- _What the exercise asks_
Records follow. Copy every line with "title".

[Collected data]
+ + + + + + +
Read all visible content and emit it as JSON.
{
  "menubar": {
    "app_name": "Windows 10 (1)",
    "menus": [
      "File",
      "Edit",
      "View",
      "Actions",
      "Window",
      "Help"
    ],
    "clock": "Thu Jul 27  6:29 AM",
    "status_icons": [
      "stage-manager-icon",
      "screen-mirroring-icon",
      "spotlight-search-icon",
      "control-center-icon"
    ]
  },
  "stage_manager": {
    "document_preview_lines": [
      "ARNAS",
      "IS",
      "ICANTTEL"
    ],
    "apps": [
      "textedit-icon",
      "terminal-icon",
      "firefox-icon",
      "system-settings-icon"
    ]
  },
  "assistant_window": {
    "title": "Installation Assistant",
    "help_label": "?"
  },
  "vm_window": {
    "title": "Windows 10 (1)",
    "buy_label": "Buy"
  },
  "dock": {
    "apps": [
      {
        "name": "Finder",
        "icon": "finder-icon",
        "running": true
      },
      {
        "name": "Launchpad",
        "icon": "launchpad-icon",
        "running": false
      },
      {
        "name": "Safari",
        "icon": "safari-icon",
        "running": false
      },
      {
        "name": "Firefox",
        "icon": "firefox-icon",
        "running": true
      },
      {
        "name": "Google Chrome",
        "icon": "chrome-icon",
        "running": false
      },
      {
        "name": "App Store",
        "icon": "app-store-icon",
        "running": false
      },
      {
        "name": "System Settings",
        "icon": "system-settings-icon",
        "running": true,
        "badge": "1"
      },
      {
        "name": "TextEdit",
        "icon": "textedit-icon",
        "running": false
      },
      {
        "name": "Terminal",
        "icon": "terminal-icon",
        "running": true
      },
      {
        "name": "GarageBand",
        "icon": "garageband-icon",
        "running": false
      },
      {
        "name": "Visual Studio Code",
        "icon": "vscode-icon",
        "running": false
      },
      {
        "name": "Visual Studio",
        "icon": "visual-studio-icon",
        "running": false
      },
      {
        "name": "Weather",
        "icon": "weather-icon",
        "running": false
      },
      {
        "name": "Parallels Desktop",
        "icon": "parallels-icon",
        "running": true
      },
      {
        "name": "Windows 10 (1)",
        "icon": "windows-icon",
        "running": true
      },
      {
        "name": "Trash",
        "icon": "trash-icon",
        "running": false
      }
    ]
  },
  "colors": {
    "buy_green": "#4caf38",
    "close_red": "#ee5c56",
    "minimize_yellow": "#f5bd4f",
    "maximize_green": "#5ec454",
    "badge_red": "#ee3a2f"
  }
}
+ + + + + + +
- _Exercise answer_
    "title": "Installation Assistant",
    "title": "Windows 10 (1)",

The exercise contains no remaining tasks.